Work instruction A:
In the forum post about BAM flags, how many sequences did running samtools view with -f 8 produce?
Work instruction B:
Using the forum post about BAM flags, explain why the author believes FLAG values such as 73, 89, 121 and 153 show that the mate read is unmapped.
Work instruction C:
Please carry on the forum post about BAM flags, starting after its final sentence.

SAM/BAM files are that kind of files with hidden treasures that needs to be unrevealed for the inexperienced user. That is me...
My case. After analyzing a BAM file when asking myself how many reads' mates remain unmapped
One possibility to answer this is by analyzing the FLAG values with samtools.
I understand FLAGS are formed by an unique combination of many other individual flags. So, all of these FLAGS values: 73, 89, 121, 153, 185, 137, 77, 141 and so on, contain the "8" , that in turn, should be indicating that the mate read remains unmapped. I got this information from this WEB page to get an idea about what information the FLAGS can provide
Now a summary..To answer this question I have analyzed a unique BAM file in two ways
- One is by counting the number of
*
present in column 7 (RNEXT value), because in agreement with the official SAM file specification, this could mean that your mate can be unmapped (This field is set as `` when the information is unavailable*). In this case, I got over 65000 sequences that could be unmapped - However, if I run
samtools view file.bam -f 8 | wc -l
, I ended with only 2903 sequences.

Extracted data:
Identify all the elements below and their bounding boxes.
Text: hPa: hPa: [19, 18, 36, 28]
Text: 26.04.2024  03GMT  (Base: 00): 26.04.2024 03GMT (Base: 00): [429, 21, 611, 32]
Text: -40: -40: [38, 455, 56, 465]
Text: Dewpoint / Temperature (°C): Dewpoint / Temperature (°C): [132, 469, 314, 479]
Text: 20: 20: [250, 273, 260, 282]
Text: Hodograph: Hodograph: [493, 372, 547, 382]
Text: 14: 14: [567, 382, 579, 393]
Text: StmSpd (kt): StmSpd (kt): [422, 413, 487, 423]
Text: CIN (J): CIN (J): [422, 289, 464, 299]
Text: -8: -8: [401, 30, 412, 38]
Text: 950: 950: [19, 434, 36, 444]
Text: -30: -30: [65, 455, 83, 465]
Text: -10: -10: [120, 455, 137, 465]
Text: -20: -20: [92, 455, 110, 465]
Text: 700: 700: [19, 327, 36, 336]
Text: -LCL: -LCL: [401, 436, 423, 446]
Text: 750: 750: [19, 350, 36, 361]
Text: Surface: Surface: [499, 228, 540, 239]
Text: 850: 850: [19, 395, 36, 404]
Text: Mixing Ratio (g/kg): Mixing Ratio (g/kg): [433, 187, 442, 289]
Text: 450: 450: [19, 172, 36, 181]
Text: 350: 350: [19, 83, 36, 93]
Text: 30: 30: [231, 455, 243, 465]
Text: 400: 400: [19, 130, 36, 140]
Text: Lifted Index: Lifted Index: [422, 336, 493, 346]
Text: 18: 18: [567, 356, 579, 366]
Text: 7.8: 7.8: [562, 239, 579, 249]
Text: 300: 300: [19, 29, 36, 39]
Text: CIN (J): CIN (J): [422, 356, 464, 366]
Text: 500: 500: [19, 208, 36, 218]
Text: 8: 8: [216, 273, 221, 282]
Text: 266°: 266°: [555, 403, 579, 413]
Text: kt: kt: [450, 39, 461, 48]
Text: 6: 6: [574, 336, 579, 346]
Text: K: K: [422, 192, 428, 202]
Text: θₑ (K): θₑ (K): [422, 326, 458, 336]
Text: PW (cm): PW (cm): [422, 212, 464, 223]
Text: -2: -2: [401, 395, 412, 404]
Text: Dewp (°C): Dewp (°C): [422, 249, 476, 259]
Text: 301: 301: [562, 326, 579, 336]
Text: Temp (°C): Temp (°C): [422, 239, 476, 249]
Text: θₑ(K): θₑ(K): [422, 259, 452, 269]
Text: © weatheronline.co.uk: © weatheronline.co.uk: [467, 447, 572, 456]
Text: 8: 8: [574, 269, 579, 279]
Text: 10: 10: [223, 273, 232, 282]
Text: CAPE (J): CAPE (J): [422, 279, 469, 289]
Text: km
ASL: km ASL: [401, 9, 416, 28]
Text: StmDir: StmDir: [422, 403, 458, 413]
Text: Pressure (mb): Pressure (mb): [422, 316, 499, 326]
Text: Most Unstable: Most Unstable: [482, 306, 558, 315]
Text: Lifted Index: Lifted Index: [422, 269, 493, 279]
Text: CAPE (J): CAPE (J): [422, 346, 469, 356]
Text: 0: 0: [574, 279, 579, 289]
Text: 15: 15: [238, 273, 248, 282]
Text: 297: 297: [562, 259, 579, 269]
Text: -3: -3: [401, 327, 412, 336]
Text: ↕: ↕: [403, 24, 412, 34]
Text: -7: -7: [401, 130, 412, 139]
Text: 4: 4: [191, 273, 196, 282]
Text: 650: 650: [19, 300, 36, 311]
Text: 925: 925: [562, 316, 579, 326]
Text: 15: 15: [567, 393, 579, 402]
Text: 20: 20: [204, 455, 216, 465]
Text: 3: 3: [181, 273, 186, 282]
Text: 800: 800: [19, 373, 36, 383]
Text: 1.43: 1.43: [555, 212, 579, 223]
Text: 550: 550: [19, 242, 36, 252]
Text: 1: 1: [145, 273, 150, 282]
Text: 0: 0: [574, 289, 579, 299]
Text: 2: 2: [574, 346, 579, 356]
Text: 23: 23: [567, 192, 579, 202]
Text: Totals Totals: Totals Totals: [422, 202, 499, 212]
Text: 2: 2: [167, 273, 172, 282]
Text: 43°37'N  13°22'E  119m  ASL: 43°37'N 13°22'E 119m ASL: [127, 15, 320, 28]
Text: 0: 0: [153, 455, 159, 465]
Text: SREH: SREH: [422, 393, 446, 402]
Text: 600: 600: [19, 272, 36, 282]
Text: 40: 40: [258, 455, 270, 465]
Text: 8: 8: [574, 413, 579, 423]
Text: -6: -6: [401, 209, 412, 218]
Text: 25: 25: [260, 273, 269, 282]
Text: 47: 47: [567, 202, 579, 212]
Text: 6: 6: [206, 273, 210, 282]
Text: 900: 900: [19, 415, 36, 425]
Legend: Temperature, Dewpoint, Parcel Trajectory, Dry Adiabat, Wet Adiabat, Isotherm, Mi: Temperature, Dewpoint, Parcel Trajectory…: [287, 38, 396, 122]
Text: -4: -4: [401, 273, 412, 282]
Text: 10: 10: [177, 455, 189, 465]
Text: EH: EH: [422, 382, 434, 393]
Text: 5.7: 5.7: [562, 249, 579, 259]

Answer space A:
2903 sequences.

Answer space B:
A FLAG is a unique combination of individual flags. These values all contain the flag 8, which indicates that the mate read remains unmapped.

Answer space C:
One possibility is that when using the -f
option, the program is looking for a lonely "8" in the FLAG field. But if I look in column 2 in the BAM file, I don't find any FLAG with only that lonely 8. That convinced me that the samtools view -f FLAG
try to find any combination of FLAG values that intrinsically contains that 8, and thus, it should provide with the information about how many mates are being unmapped
With all this information, I still are not fully confident in knowing what are the right answer to this question. Or I have serious doubts about what is the usefulness of using the -f
qualificator in the samtools view
command. Or maybe, many other "lonely" flags should be included in the searching because I miss some important information and/or the orientation do not seem to matter when the BAM file is generated
So what is exactly providing the
*
value in the 7th column ?Just "more robust" being said, I understand you believe that the 2903 answer is the correct one
The asterisk is from the aligner, each of which has different quirks in its output. For example, I recall that some aligners won't set mate alignment information if it aligners mates as singletons, though I don't recall exactly which ones do this.